═════ Records for this exercise
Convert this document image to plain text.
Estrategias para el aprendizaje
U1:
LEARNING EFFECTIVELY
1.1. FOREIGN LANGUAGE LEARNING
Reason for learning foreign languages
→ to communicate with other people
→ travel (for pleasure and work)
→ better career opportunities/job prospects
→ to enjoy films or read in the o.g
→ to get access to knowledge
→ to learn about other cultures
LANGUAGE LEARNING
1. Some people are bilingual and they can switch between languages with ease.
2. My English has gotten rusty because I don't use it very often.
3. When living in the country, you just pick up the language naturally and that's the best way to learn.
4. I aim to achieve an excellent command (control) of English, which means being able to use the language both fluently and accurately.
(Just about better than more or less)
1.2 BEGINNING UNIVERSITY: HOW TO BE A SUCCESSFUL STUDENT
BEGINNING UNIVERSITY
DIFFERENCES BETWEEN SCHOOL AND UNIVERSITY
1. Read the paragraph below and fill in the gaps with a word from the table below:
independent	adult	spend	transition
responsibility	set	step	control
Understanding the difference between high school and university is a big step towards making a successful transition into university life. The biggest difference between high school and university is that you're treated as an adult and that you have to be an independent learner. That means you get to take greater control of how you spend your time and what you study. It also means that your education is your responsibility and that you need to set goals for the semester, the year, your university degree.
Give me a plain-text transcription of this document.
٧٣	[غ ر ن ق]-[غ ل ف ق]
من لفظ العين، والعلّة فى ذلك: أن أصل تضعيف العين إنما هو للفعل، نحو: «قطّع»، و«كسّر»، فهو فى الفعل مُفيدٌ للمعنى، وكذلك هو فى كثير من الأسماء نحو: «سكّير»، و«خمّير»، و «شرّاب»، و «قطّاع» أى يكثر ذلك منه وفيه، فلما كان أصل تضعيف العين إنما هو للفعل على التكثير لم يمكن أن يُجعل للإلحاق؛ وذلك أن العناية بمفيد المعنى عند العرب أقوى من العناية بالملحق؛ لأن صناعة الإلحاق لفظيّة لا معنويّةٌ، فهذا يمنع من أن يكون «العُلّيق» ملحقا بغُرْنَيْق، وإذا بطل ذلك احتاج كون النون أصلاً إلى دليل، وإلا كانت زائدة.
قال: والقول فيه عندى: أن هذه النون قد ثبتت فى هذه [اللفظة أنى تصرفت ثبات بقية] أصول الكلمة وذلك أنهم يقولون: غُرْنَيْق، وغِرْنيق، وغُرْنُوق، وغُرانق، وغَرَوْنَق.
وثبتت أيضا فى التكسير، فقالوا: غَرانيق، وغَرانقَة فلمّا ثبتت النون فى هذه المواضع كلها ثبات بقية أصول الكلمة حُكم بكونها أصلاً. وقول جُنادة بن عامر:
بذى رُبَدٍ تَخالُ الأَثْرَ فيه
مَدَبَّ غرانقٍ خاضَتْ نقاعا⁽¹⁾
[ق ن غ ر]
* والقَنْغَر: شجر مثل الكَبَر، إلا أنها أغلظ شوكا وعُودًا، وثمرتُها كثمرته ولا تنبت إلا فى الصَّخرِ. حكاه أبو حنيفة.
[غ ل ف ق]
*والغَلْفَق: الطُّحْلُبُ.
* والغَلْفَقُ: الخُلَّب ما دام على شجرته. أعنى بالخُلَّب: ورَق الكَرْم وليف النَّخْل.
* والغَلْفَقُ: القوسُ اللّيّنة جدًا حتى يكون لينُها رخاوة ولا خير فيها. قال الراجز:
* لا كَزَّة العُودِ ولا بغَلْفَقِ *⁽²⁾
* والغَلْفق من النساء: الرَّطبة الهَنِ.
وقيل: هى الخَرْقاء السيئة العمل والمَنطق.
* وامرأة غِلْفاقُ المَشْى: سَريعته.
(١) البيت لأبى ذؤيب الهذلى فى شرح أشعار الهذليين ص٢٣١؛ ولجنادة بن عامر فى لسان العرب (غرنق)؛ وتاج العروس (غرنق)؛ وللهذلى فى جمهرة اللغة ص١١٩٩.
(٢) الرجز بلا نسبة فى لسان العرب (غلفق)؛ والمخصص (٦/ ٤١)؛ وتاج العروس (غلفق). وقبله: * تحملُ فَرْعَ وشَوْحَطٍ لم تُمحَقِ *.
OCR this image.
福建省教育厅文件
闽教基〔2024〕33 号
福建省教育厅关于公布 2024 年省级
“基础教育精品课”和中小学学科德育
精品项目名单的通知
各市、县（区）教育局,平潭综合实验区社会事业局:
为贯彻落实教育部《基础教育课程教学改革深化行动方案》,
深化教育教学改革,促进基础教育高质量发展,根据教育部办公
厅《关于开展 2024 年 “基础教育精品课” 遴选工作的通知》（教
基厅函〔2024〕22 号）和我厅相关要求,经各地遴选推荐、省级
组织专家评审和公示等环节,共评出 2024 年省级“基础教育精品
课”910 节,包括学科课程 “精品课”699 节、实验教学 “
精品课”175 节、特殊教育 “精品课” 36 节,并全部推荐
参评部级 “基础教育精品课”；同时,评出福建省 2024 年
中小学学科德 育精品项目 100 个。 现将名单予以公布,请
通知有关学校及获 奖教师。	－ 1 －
══════════
◆ What you have to do:
Above are records; say how many of their lines contain the word "with", giving only the number.

◆ Expected output:
3